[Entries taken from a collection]
──────

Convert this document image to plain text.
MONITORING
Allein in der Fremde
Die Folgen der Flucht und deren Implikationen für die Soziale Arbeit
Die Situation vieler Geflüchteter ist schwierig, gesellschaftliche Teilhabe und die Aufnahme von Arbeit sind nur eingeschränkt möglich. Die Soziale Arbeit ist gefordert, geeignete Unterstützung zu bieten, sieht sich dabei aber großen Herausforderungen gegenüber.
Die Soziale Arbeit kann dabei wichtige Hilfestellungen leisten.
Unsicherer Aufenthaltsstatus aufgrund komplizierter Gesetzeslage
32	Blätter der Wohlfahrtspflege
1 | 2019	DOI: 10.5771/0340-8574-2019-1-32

──────

**Instructions to follow:**
Read the entries and show each line that mentions "Arbeit".

**Answer to this problem:**
Die Folgen der Flucht und deren Implikationen für die Soziale Arbeit
Die Situation vieler Geflüchteter ist schwierig, gesellschaftliche Teilhabe und die Aufnahme von Arbeit sind nur eingeschränkt möglich. Die Soziale Arbeit ist gefordert, geeignete Unterstützung zu bieten, sieht sich dabei aber großen Herausforderungen gegenüber.
Die Soziale Arbeit kann dabei wichtige Hilfestellungen leisten.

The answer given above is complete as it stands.